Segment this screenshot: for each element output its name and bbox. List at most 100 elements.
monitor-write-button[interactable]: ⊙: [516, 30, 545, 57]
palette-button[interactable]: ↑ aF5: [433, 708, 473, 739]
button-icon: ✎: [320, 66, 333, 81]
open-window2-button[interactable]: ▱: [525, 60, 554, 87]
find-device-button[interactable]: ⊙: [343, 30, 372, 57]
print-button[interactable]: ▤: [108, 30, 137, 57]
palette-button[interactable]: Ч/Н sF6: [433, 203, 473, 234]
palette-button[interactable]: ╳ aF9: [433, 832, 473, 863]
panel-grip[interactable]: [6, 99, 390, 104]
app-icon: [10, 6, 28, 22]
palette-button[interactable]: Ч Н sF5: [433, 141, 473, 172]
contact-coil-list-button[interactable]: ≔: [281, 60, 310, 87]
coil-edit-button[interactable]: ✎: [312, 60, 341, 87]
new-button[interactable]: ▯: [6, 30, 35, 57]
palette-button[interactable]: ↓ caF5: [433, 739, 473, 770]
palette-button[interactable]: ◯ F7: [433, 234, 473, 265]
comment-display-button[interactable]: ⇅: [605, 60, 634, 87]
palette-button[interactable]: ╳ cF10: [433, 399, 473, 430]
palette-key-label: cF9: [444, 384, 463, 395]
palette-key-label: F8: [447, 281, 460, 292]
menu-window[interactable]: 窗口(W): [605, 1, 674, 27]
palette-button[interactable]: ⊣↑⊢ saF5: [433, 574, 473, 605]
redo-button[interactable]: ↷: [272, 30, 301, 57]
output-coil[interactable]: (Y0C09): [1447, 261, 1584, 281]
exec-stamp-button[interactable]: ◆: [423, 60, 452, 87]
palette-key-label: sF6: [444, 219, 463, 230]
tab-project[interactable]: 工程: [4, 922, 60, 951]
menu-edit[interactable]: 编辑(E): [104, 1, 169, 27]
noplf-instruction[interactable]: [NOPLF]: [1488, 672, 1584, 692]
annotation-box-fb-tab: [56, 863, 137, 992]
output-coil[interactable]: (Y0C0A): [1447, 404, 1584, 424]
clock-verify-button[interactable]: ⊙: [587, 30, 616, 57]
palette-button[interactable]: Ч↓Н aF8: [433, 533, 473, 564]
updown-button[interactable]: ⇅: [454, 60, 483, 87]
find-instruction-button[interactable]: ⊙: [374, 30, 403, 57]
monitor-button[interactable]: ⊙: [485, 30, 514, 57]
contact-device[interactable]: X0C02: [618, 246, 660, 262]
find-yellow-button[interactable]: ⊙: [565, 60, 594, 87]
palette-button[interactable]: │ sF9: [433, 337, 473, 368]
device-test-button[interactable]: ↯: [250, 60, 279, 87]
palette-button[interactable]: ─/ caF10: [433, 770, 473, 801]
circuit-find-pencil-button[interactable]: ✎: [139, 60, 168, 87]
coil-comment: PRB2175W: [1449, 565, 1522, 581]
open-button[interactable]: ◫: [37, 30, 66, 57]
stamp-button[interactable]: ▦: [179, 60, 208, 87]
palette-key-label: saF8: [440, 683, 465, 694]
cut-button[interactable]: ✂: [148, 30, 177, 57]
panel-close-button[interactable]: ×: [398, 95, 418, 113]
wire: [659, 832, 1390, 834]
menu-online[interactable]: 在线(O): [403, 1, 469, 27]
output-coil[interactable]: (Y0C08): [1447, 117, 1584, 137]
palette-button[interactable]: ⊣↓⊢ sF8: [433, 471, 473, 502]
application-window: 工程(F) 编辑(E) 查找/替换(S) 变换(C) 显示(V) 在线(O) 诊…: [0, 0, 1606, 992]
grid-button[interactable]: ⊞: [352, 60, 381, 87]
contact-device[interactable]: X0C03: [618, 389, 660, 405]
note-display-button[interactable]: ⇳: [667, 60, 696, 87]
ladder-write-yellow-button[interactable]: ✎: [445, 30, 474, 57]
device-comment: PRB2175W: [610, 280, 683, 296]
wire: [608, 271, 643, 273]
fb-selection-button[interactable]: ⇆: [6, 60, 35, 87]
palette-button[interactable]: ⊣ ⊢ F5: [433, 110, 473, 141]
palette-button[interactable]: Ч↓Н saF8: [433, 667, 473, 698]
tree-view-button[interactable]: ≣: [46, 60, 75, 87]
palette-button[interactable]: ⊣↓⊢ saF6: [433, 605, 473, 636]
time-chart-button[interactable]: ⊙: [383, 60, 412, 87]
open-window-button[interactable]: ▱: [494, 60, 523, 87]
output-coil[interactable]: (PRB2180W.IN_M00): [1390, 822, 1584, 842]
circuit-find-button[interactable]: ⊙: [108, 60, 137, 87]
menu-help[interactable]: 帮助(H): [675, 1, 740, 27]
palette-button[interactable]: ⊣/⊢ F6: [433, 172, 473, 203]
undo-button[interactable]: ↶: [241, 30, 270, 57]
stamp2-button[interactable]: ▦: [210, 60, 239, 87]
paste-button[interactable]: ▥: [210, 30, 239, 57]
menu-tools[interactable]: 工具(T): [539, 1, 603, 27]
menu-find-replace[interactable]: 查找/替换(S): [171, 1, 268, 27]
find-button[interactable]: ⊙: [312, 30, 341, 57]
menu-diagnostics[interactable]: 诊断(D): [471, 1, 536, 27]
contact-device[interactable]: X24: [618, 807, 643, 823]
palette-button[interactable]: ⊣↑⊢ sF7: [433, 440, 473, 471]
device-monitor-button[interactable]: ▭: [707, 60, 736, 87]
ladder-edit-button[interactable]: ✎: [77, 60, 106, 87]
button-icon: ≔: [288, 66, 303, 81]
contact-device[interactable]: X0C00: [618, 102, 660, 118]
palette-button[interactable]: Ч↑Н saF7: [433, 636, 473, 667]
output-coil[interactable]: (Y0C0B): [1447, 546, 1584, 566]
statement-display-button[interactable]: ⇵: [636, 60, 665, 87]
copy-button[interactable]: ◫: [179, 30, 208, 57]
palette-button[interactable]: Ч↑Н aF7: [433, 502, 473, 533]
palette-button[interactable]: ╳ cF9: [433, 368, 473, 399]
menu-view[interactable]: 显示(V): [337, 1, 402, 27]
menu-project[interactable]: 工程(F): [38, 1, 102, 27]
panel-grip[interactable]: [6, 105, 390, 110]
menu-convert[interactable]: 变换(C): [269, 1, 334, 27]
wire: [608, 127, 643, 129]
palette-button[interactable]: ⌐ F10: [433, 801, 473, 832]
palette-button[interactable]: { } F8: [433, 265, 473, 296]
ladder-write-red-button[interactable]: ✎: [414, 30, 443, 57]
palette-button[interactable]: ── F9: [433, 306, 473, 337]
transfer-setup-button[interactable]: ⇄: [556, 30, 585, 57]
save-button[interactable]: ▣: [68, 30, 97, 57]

*Exercise goal*: Report every line of the data above that contains the string "write". Case counts.

*Written response*:
monitor-write-button[interactable]: ⊙: [516, 30, 545, 57]
ladder-write-yellow-button[interactable]: ✎: [445, 30, 474, 57]
ladder-write-red-button[interactable]: ✎: [414, 30, 443, 57]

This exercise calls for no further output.